Exercise aim » Without including any pictures, copy each entry below exactly.

**** Data supplied ****

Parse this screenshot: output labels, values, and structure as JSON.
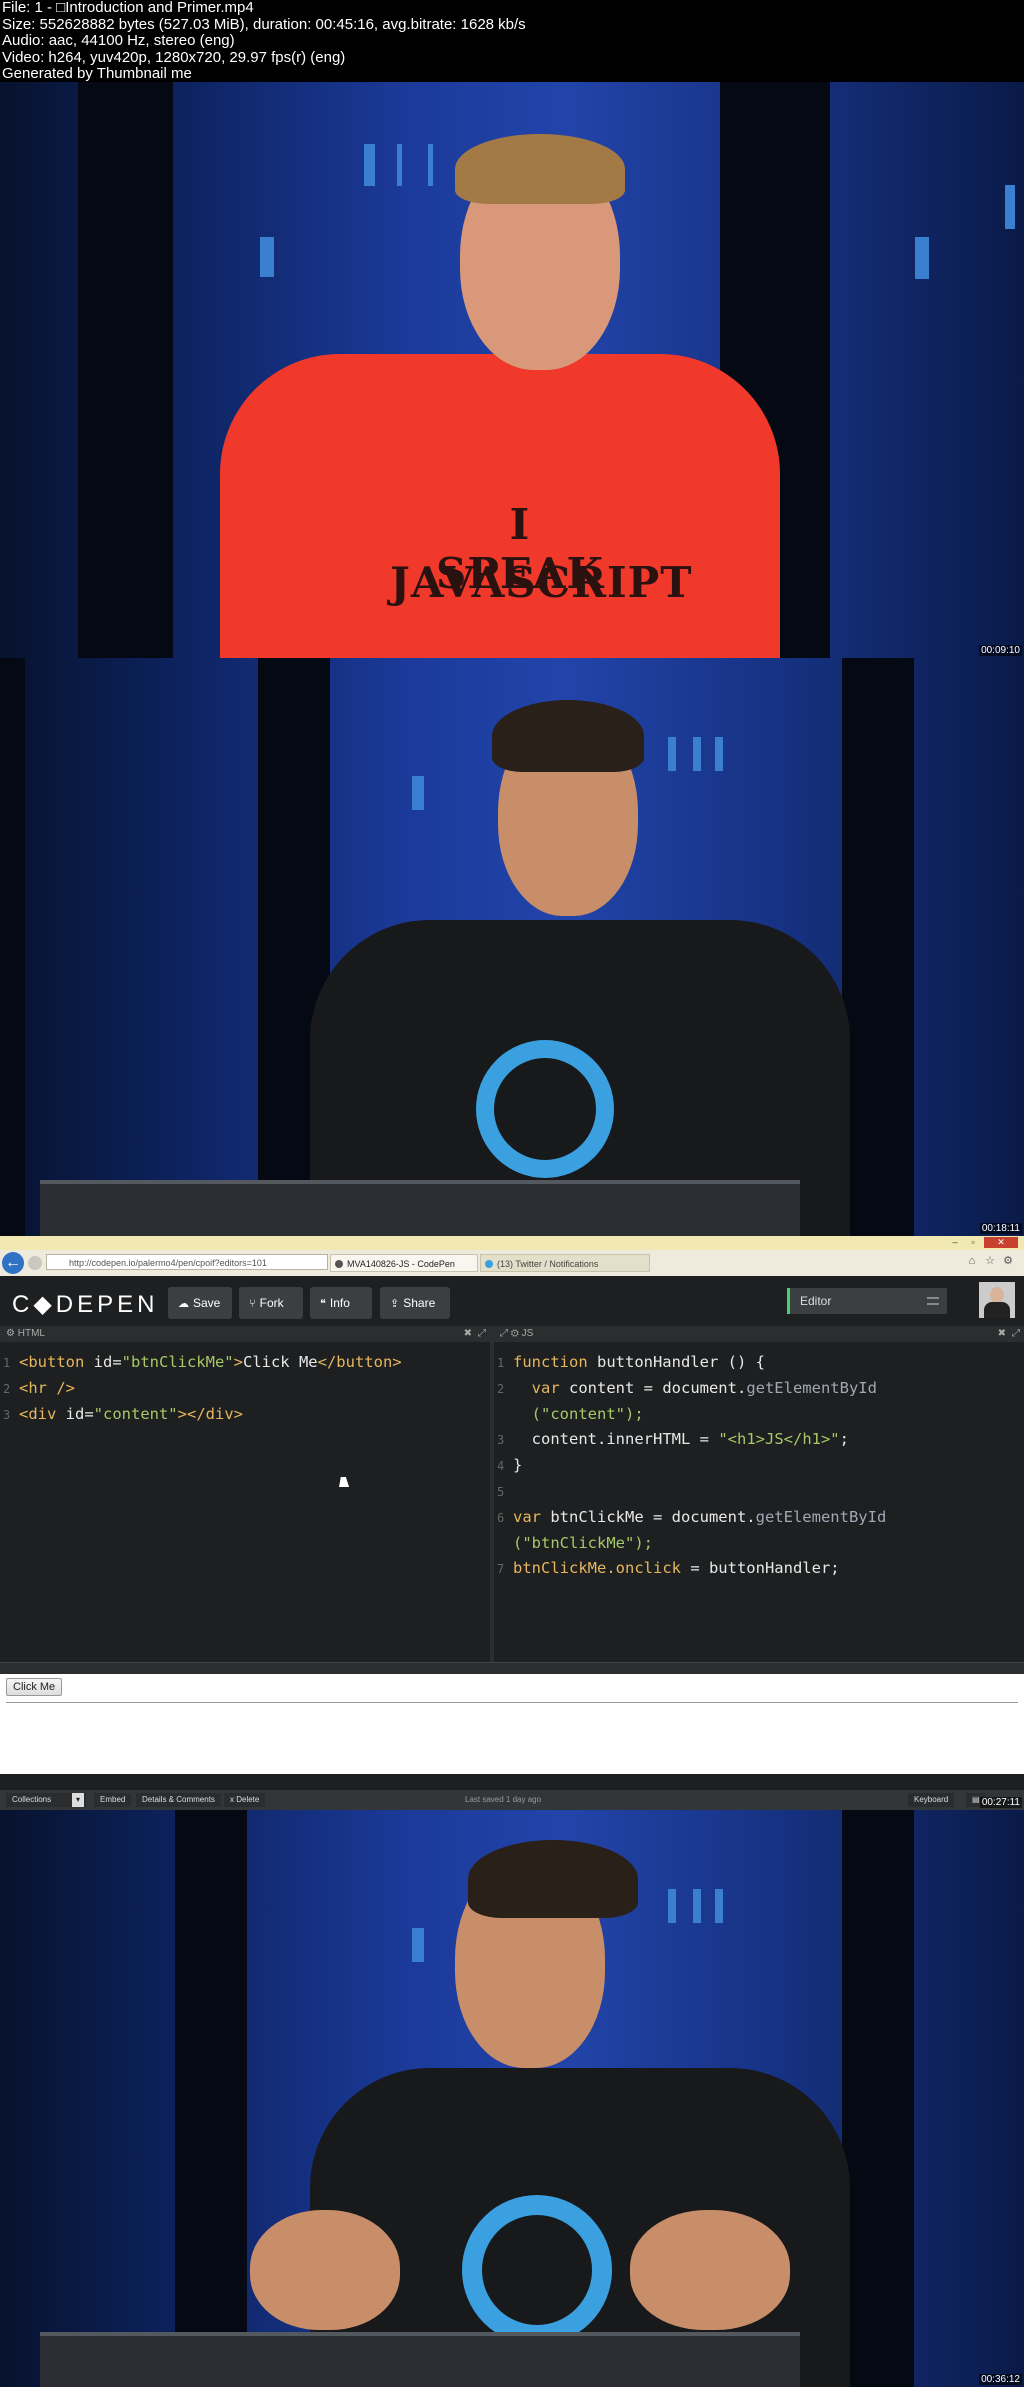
{
  "header": {
    "line1": "File: 1 - □Introduction and Primer.mp4",
    "line2": "Size: 552628882 bytes (527.03 MiB), duration: 00:45:16, avg.bitrate: 1628 kb/s",
    "line3": "Audio: aac, 44100 Hz, stereo (eng)",
    "line4": "Video: h264, yuv420p, 1280x720, 29.97 fps(r) (eng)",
    "line5": "Generated by Thumbnail me"
  },
  "frames": [
    {
      "timestamp": "00:09:10",
      "shirt_text_1": "I SPEAK",
      "shirt_text_2": "JAVASCRIPT"
    },
    {
      "timestamp": "00:18:11"
    },
    {
      "timestamp": "00:27:11"
    },
    {
      "timestamp": "00:36:12"
    }
  ],
  "browser": {
    "address": "http://codepen.io/palermo4/pen/cpoif?editors=101",
    "tab_active": "MVA140826-JS - CodePen",
    "tab_other": "(13) Twitter / Notifications"
  },
  "codepen": {
    "logo": "C◆DEPEN",
    "buttons": {
      "save": "Save",
      "fork": "Fork",
      "info": "Info",
      "share": "Share"
    },
    "editor_select": "Editor",
    "html_pane_label": "HTML",
    "js_pane_label": "JS",
    "html_lines": [
      {
        "n": "1",
        "tag_open": "<button",
        "attr": " id=",
        "str": "\"btnClickMe\"",
        "tag_close": ">",
        "text": "Click Me",
        "end_tag": "</button>"
      },
      {
        "n": "2",
        "tag_open": "<hr />"
      },
      {
        "n": "3",
        "tag_open": "<div",
        "attr": " id=",
        "str": "\"content\"",
        "tag_close": "></div>"
      }
    ],
    "js_lines": {
      "l1_n": "1",
      "l1_kw": "function",
      "l1_fn": " buttonHandler () {",
      "l2_n": "2",
      "l2_kw": "  var",
      "l2_rest": " content = document.",
      "l2_mth": "getElementById",
      "l2b": "  (\"content\");",
      "l3_n": "3",
      "l3_a": "  content.",
      "l3_b": "innerHTML",
      "l3_c": " = ",
      "l3_str": "\"<h1>JS</h1>\"",
      "l3_d": ";",
      "l4_n": "4",
      "l4": "}",
      "l5_n": "5",
      "l6_n": "6",
      "l6_kw": "var",
      "l6_rest": " btnClickMe = document.",
      "l6_mth": "getElementById",
      "l6b_str": "(\"btnClickMe\");",
      "l7_n": "7",
      "l7_a": "btnClickMe.",
      "l7_b": "onclick",
      "l7_c": " = buttonHandler;"
    },
    "preview_button": "Click Me",
    "footer": {
      "collections": "Collections",
      "embed": "Embed",
      "details": "Details & Comments",
      "delete": "x Delete",
      "saved": "Last saved 1 day ago",
      "keyboard": "Keyboard"
    }
  },
  "colors": {
    "accent": "#47cf73",
    "backdrop": "#1b3a9a",
    "red_shirt": "#f0392a"
  }
}
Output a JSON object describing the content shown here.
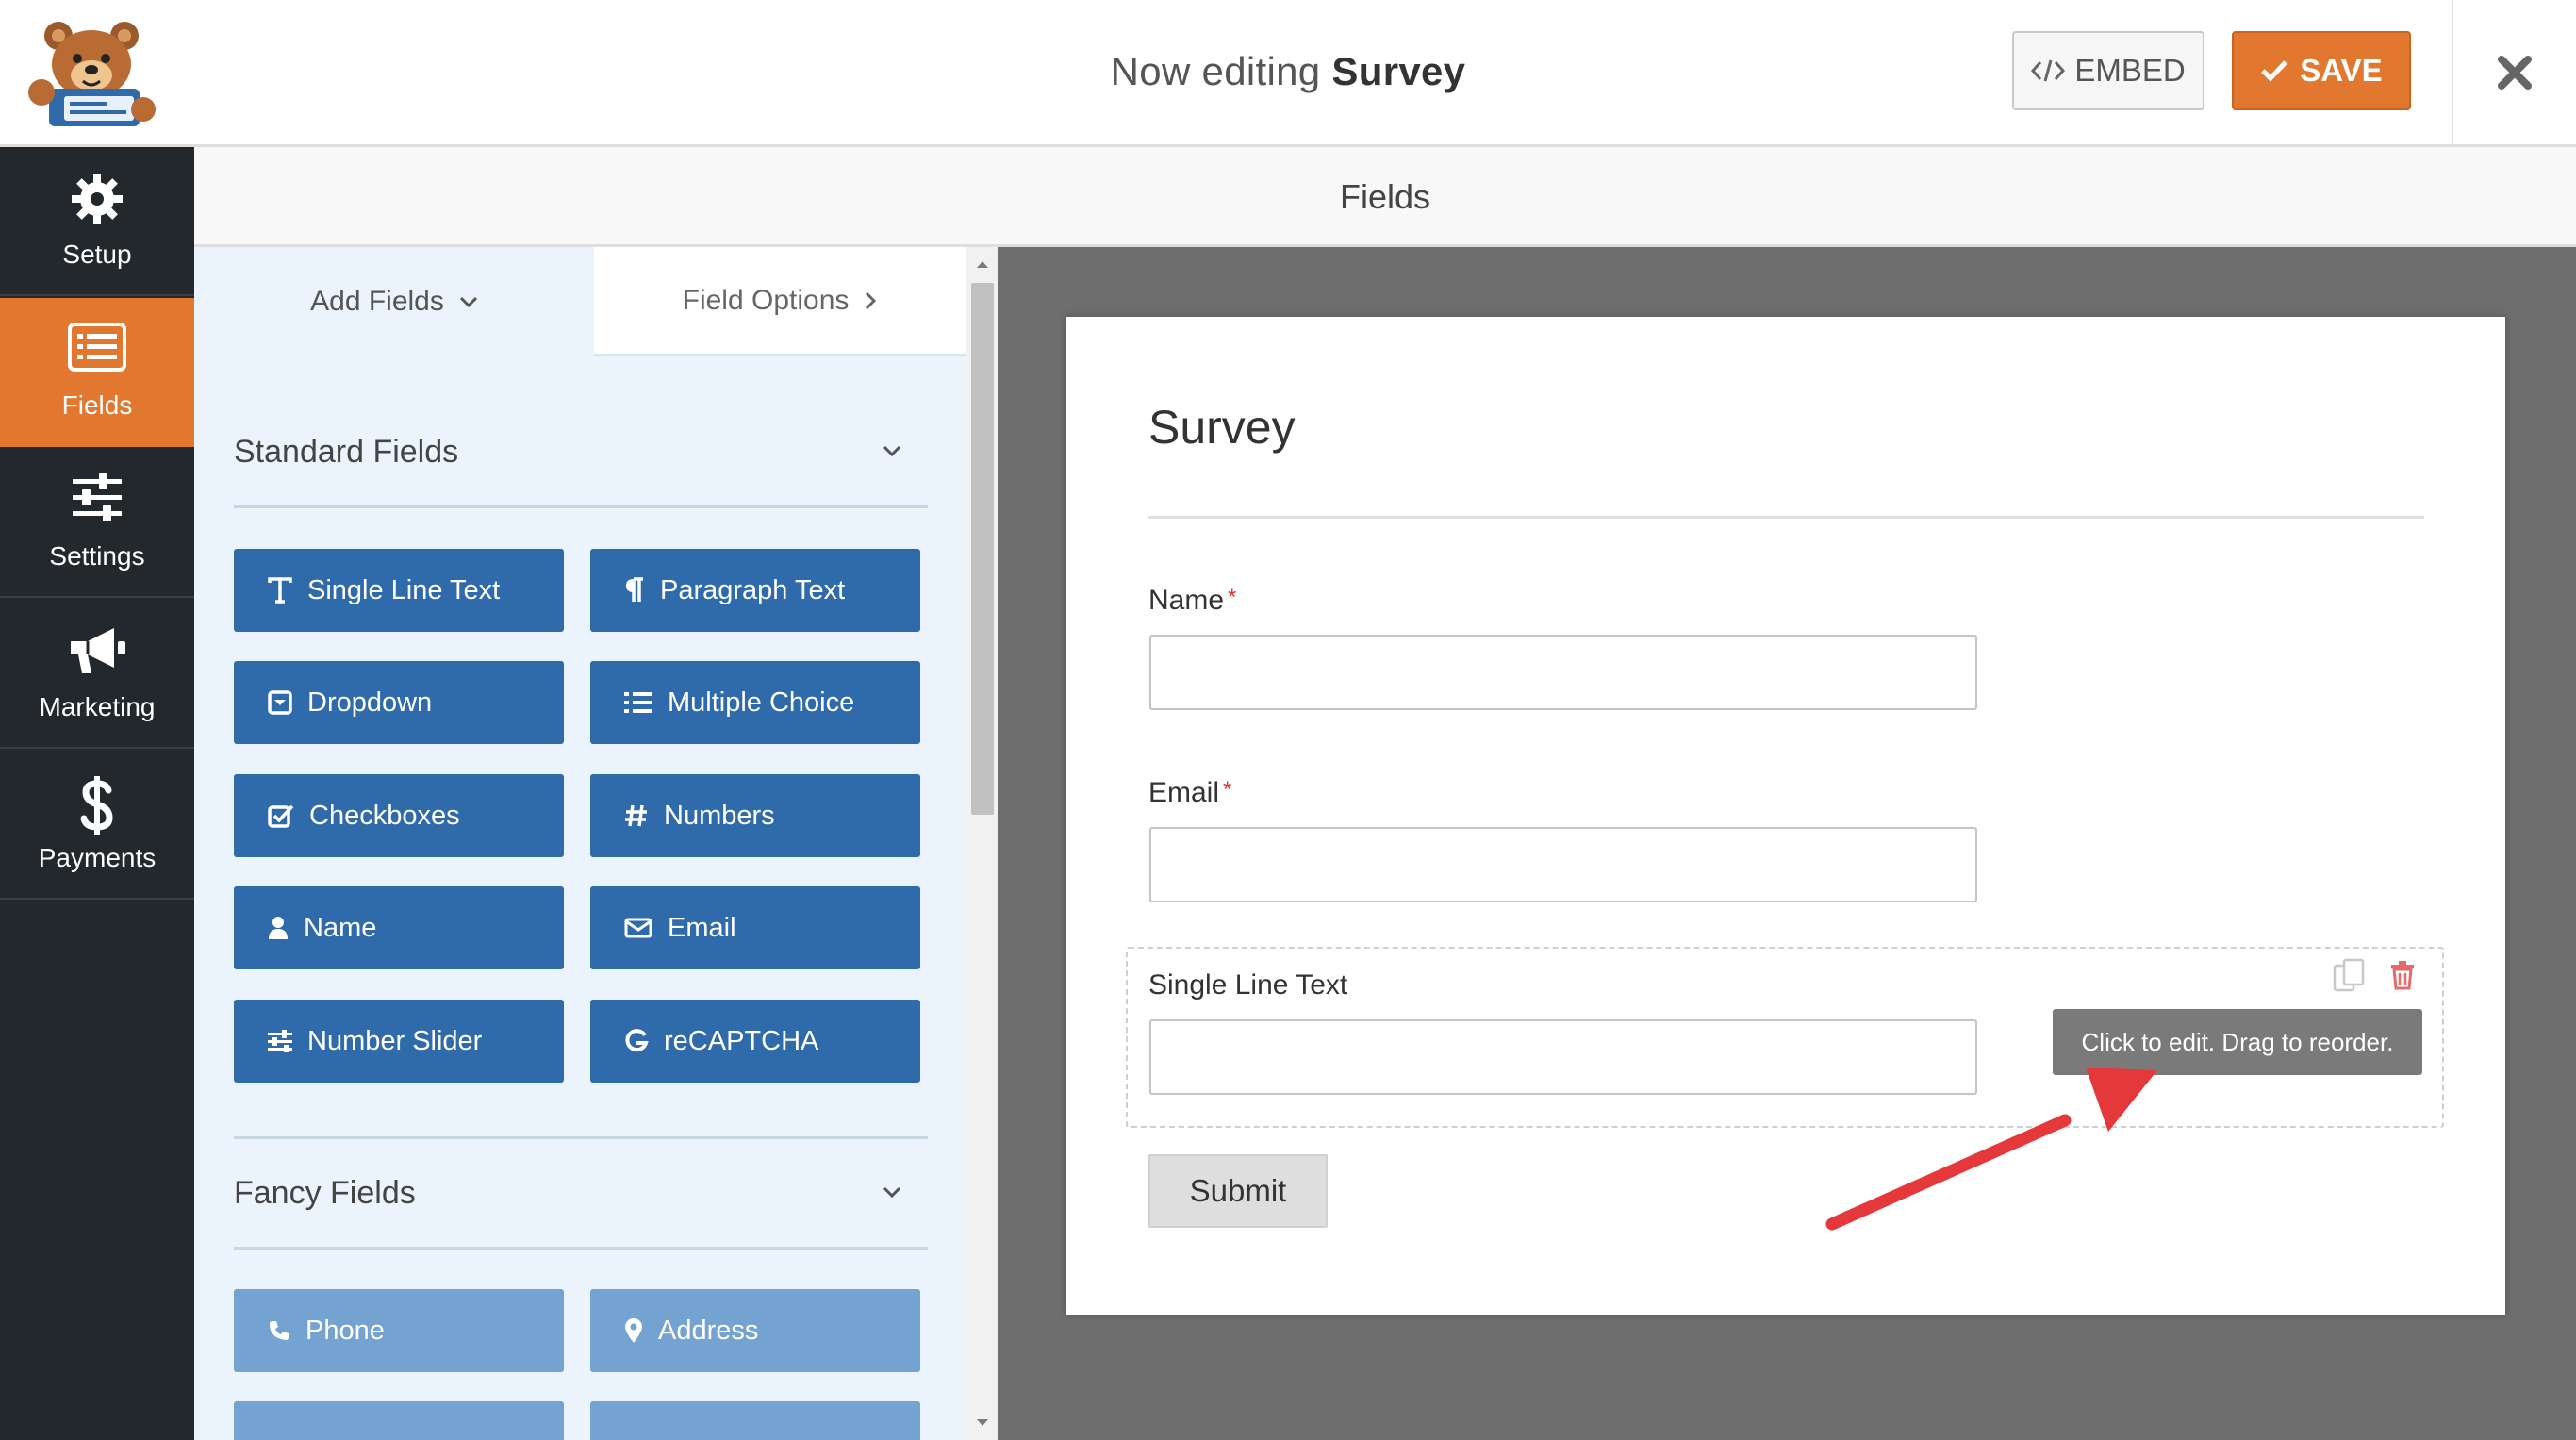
{
  "header": {
    "title_prefix": "Now editing",
    "title_form": "Survey",
    "embed_label": "EMBED",
    "save_label": "SAVE"
  },
  "nav": {
    "items": [
      {
        "label": "Setup",
        "icon": "gear-icon"
      },
      {
        "label": "Fields",
        "icon": "fields-list-icon"
      },
      {
        "label": "Settings",
        "icon": "sliders-icon"
      },
      {
        "label": "Marketing",
        "icon": "megaphone-icon"
      },
      {
        "label": "Payments",
        "icon": "dollar-icon"
      }
    ],
    "active": "Fields"
  },
  "subheader": {
    "title": "Fields"
  },
  "panel": {
    "tab_add": "Add Fields",
    "tab_options": "Field Options",
    "standard_title": "Standard Fields",
    "standard_fields": [
      "Single Line Text",
      "Paragraph Text",
      "Dropdown",
      "Multiple Choice",
      "Checkboxes",
      "Numbers",
      "Name",
      "Email",
      "Number Slider",
      "reCAPTCHA"
    ],
    "fancy_title": "Fancy Fields",
    "fancy_fields": [
      "Phone",
      "Address"
    ]
  },
  "form": {
    "title": "Survey",
    "fields": [
      {
        "label": "Name",
        "required": true
      },
      {
        "label": "Email",
        "required": true
      },
      {
        "label": "Single Line Text",
        "required": false
      }
    ],
    "required_mark": "*",
    "tooltip": "Click to edit. Drag to reorder.",
    "submit_label": "Submit"
  },
  "colors": {
    "accent_orange": "#e27730",
    "field_button_blue": "#2f6aaa",
    "fancy_button_blue": "#74a3d2",
    "nav_dark": "#23282d",
    "annotation_red": "#e5383b"
  }
}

****

In response »
Parse this screenshot: output labels, values, and structure as JSON.
{
  "header": {
    "line1": "File: 1 - □Introduction and Primer.mp4",
    "line2": "Size: 552628882 bytes (527.03 MiB), duration: 00:45:16, avg.bitrate: 1628 kb/s",
    "line3": "Audio: aac, 44100 Hz, stereo (eng)",
    "line4": "Video: h264, yuv420p, 1280x720, 29.97 fps(r) (eng)",
    "line5": "Generated by Thumbnail me"
  },
  "frames": [
    {
      "timestamp": "00:09:10",
      "shirt_text_1": "I SPEAK",
      "shirt_text_2": "JAVASCRIPT"
    },
    {
      "timestamp": "00:18:11"
    },
    {
      "timestamp": "00:27:11"
    },
    {
      "timestamp": "00:36:12"
    }
  ],
  "browser": {
    "address": "http://codepen.io/palermo4/pen/cpoif?editors=101",
    "tab_active": "MVA140826-JS - CodePen",
    "tab_other": "(13) Twitter / Notifications"
  },
  "codepen": {
    "logo": "C◆DEPEN",
    "buttons": {
      "save": "Save",
      "fork": "Fork",
      "info": "Info",
      "share": "Share"
    },
    "editor_select": "Editor",
    "html_pane_label": "HTML",
    "js_pane_label": "JS",
    "html_lines": [
      {
        "n": "1",
        "tag_open": "<button",
        "attr": " id=",
        "str": "\"btnClickMe\"",
        "tag_close": ">",
        "text": "Click Me",
        "end_tag": "</button>"
      },
      {
        "n": "2",
        "tag_open": "<hr />"
      },
      {
        "n": "3",
        "tag_open": "<div",
        "attr": " id=",
        "str": "\"content\"",
        "tag_close": "></div>"
      }
    ],
    "js_lines": {
      "l1_n": "1",
      "l1_kw": "function",
      "l1_fn": " buttonHandler () {",
      "l2_n": "2",
      "l2_kw": "  var",
      "l2_rest": " content = document.",
      "l2_mth": "getElementById",
      "l2b": "  (\"content\");",
      "l3_n": "3",
      "l3_a": "  content.",
      "l3_b": "innerHTML",
      "l3_c": " = ",
      "l3_str": "\"<h1>JS</h1>\"",
      "l3_d": ";",
      "l4_n": "4",
      "l4": "}",
      "l5_n": "5",
      "l6_n": "6",
      "l6_kw": "var",
      "l6_rest": " btnClickMe = document.",
      "l6_mth": "getElementById",
      "l6b_str": "(\"btnClickMe\");",
      "l7_n": "7",
      "l7_a": "btnClickMe.",
      "l7_b": "onclick",
      "l7_c": " = buttonHandler;"
    },
    "preview_button": "Click Me",
    "footer": {
      "collections": "Collections",
      "embed": "Embed",
      "details": "Details & Comments",
      "delete": "x Delete",
      "saved": "Last saved 1 day ago",
      "keyboard": "Keyboard"
    }
  },
  "colors": {
    "accent": "#47cf73",
    "backdrop": "#1b3a9a",
    "red_shirt": "#f0392a"
  }
}
Output a JSON object describing the content shown here.
{
  "header": {
    "title_prefix": "Now editing",
    "title_form": "Survey",
    "embed_label": "EMBED",
    "save_label": "SAVE"
  },
  "nav": {
    "items": [
      {
        "label": "Setup",
        "icon": "gear-icon"
      },
      {
        "label": "Fields",
        "icon": "fields-list-icon"
      },
      {
        "label": "Settings",
        "icon": "sliders-icon"
      },
      {
        "label": "Marketing",
        "icon": "megaphone-icon"
      },
      {
        "label": "Payments",
        "icon": "dollar-icon"
      }
    ],
    "active": "Fields"
  },
  "subheader": {
    "title": "Fields"
  },
  "panel": {
    "tab_add": "Add Fields",
    "tab_options": "Field Options",
    "standard_title": "Standard Fields",
    "standard_fields": [
      "Single Line Text",
      "Paragraph Text",
      "Dropdown",
      "Multiple Choice",
      "Checkboxes",
      "Numbers",
      "Name",
      "Email",
      "Number Slider",
      "reCAPTCHA"
    ],
    "fancy_title": "Fancy Fields",
    "fancy_fields": [
      "Phone",
      "Address"
    ]
  },
  "form": {
    "title": "Survey",
    "fields": [
      {
        "label": "Name",
        "required": true
      },
      {
        "label": "Email",
        "required": true
      },
      {
        "label": "Single Line Text",
        "required": false
      }
    ],
    "required_mark": "*",
    "tooltip": "Click to edit. Drag to reorder.",
    "submit_label": "Submit"
  },
  "colors": {
    "accent_orange": "#e27730",
    "field_button_blue": "#2f6aaa",
    "fancy_button_blue": "#74a3d2",
    "nav_dark": "#23282d",
    "annotation_red": "#e5383b"
  }
}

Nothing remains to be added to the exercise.